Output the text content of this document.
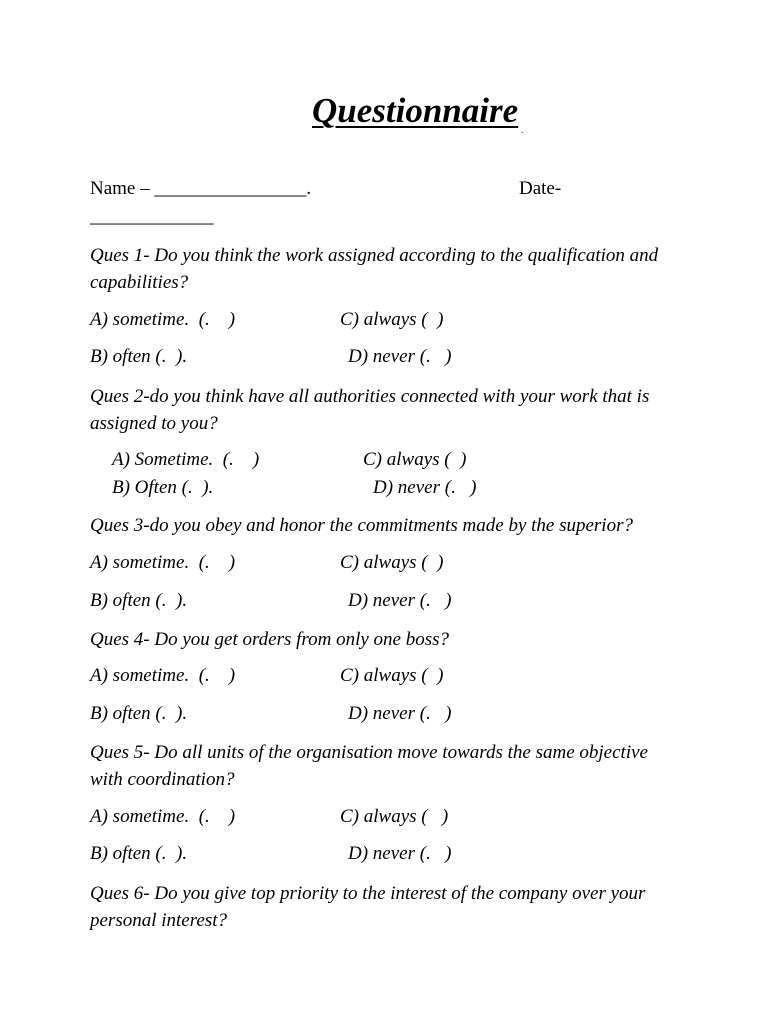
Questionnaire .
Name – ________________.	Date-
_____________
Ques 1- Do you think the work assigned according to the qualification and capabilities?
A) sometime.  (.    )	C) always (  )
B) often (.  ).	D) never (.   )
Ques 2-do you think have all authorities connected with your work that is assigned to you?
A) Sometime.  (.    )	C) always (  )
B) Often (.  ).	D) never (.   )
Ques 3-do you obey and honor the commitments made by the superior?
A) sometime.  (.    )	C) always (  )
B) often (.  ).	D) never (.   )
Ques 4- Do you get orders from only one boss?
A) sometime.  (.    )	C) always (  )
B) often (.  ).	D) never (.   )
Ques 5- Do all units of the organisation move towards the same objective with coordination?
A) sometime.  (.    )	C) always (   )
B) often (.  ).	D) never (.   )
Ques 6- Do you give top priority to the interest of the company over your personal interest?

*****

Which lines above hold the word "with"? Copy each of them.

Ques 2-do you think have all authorities connected with your work that is assigned to you?
Ques 5- Do all units of the organisation move towards the same objective with coordination?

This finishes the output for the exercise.